# THE DATA

* * * * * * * * *

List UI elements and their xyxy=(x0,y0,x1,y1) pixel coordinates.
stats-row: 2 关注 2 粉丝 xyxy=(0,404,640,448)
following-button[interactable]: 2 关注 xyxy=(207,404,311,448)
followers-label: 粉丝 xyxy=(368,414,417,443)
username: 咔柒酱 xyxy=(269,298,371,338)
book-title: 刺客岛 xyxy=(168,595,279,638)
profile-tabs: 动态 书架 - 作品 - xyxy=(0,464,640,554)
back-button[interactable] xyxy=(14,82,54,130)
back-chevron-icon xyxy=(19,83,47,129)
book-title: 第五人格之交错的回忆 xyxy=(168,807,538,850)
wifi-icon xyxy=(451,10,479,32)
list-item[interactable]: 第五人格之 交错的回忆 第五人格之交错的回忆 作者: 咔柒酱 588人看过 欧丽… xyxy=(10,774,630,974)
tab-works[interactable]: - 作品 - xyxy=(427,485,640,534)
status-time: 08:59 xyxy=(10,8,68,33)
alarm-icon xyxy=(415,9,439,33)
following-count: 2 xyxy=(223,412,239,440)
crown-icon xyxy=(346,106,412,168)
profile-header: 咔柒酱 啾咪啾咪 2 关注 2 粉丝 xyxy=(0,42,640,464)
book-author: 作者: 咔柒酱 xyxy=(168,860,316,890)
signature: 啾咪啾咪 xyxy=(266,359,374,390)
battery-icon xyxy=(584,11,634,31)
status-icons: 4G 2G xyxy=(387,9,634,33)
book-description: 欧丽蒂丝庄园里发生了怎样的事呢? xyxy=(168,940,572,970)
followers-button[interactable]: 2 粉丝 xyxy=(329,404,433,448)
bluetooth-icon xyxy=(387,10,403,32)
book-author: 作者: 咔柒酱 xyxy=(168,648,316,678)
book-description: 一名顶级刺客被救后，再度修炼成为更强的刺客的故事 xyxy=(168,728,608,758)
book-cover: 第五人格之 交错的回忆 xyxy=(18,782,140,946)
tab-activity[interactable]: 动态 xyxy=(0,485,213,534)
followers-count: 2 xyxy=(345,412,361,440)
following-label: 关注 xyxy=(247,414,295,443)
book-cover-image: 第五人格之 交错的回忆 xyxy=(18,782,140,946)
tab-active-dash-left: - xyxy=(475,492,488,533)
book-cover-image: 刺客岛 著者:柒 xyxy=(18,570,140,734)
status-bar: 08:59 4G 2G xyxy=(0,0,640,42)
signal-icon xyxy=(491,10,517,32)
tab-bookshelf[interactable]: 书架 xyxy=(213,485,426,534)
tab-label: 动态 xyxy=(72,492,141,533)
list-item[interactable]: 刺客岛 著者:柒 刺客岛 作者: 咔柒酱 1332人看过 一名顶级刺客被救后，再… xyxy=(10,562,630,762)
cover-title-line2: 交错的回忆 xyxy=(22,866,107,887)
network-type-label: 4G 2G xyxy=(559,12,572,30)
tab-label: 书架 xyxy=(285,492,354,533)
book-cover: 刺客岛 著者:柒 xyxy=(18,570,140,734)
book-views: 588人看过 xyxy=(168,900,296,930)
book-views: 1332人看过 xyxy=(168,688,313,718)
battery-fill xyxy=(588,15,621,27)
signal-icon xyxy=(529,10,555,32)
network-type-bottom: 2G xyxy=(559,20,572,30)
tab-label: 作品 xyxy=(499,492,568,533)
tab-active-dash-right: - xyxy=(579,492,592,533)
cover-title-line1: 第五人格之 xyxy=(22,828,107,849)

* * * * * * * * *

# WHAT IS ASKED
Write out the rows above again, changing every "book-description" to "book-summary" and leaving everything else as it is.

# RESPONSE
List UI elements and their xyxy=(x0,y0,x1,y1) pixel coordinates.
stats-row: 2 关注 2 粉丝 xyxy=(0,404,640,448)
following-button[interactable]: 2 关注 xyxy=(207,404,311,448)
followers-label: 粉丝 xyxy=(368,414,417,443)
username: 咔柒酱 xyxy=(269,298,371,338)
book-title: 刺客岛 xyxy=(168,595,279,638)
profile-tabs: 动态 书架 - 作品 - xyxy=(0,464,640,554)
back-button[interactable] xyxy=(14,82,54,130)
back-chevron-icon xyxy=(19,83,47,129)
book-title: 第五人格之交错的回忆 xyxy=(168,807,538,850)
wifi-icon xyxy=(451,10,479,32)
list-item[interactable]: 第五人格之 交错的回忆 第五人格之交错的回忆 作者: 咔柒酱 588人看过 欧丽… xyxy=(10,774,630,974)
tab-works[interactable]: - 作品 - xyxy=(427,485,640,534)
status-time: 08:59 xyxy=(10,8,68,33)
alarm-icon xyxy=(415,9,439,33)
following-count: 2 xyxy=(223,412,239,440)
crown-icon xyxy=(346,106,412,168)
profile-header: 咔柒酱 啾咪啾咪 2 关注 2 粉丝 xyxy=(0,42,640,464)
book-author: 作者: 咔柒酱 xyxy=(168,860,316,890)
signature: 啾咪啾咪 xyxy=(266,359,374,390)
battery-icon xyxy=(584,11,634,31)
status-icons: 4G 2G xyxy=(387,9,634,33)
book-summary: 欧丽蒂丝庄园里发生了怎样的事呢? xyxy=(168,940,572,970)
followers-button[interactable]: 2 粉丝 xyxy=(329,404,433,448)
bluetooth-icon xyxy=(387,10,403,32)
book-author: 作者: 咔柒酱 xyxy=(168,648,316,678)
book-summary: 一名顶级刺客被救后，再度修炼成为更强的刺客的故事 xyxy=(168,728,608,758)
book-cover: 第五人格之 交错的回忆 xyxy=(18,782,140,946)
tab-activity[interactable]: 动态 xyxy=(0,485,213,534)
followers-count: 2 xyxy=(345,412,361,440)
following-label: 关注 xyxy=(247,414,295,443)
book-cover-image: 第五人格之 交错的回忆 xyxy=(18,782,140,946)
tab-active-dash-left: - xyxy=(475,492,488,533)
book-cover-image: 刺客岛 著者:柒 xyxy=(18,570,140,734)
status-bar: 08:59 4G 2G xyxy=(0,0,640,42)
signal-icon xyxy=(491,10,517,32)
tab-bookshelf[interactable]: 书架 xyxy=(213,485,426,534)
tab-label: 动态 xyxy=(72,492,141,533)
list-item[interactable]: 刺客岛 著者:柒 刺客岛 作者: 咔柒酱 1332人看过 一名顶级刺客被救后，再… xyxy=(10,562,630,762)
cover-title-line2: 交错的回忆 xyxy=(22,866,107,887)
network-type-label: 4G 2G xyxy=(559,12,572,30)
tab-label: 书架 xyxy=(285,492,354,533)
book-cover: 刺客岛 著者:柒 xyxy=(18,570,140,734)
book-views: 588人看过 xyxy=(168,900,296,930)
book-views: 1332人看过 xyxy=(168,688,313,718)
battery-fill xyxy=(588,15,621,27)
signal-icon xyxy=(529,10,555,32)
network-type-bottom: 2G xyxy=(559,20,572,30)
tab-label: 作品 xyxy=(499,492,568,533)
tab-active-dash-right: - xyxy=(579,492,592,533)
cover-title-line1: 第五人格之 xyxy=(22,828,107,849)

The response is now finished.